▸ **Dataset excerpts**

========================================================================

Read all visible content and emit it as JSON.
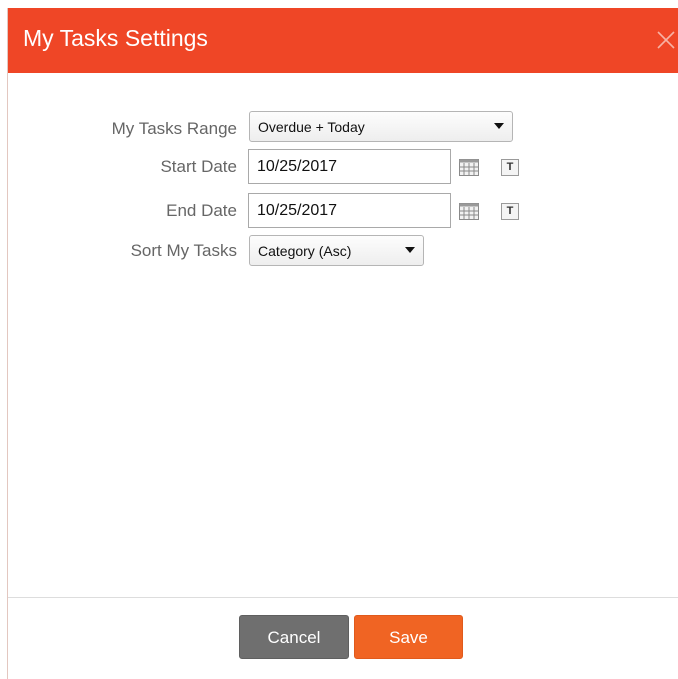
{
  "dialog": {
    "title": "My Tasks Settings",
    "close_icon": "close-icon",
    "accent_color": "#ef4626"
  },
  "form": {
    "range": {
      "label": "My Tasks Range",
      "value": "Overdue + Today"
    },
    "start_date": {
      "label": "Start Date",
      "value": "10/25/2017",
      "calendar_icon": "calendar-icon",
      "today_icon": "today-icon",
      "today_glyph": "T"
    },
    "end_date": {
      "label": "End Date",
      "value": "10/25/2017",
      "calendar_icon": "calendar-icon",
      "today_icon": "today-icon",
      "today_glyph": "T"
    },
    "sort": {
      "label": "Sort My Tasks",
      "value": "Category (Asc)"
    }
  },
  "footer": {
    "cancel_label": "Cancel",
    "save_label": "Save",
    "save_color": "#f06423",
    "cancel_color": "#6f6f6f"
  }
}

========================================================================

▸ **Given exercise**
Repeat the material above in full and exactly, omitting the pictures.

▸ **Response to the task**
Read all visible content and emit it as JSON.
{
  "dialog": {
    "title": "My Tasks Settings",
    "close_icon": "close-icon",
    "accent_color": "#ef4626"
  },
  "form": {
    "range": {
      "label": "My Tasks Range",
      "value": "Overdue + Today"
    },
    "start_date": {
      "label": "Start Date",
      "value": "10/25/2017",
      "calendar_icon": "calendar-icon",
      "today_icon": "today-icon",
      "today_glyph": "T"
    },
    "end_date": {
      "label": "End Date",
      "value": "10/25/2017",
      "calendar_icon": "calendar-icon",
      "today_icon": "today-icon",
      "today_glyph": "T"
    },
    "sort": {
      "label": "Sort My Tasks",
      "value": "Category (Asc)"
    }
  },
  "footer": {
    "cancel_label": "Cancel",
    "save_label": "Save",
    "save_color": "#f06423",
    "cancel_color": "#6f6f6f"
  }
}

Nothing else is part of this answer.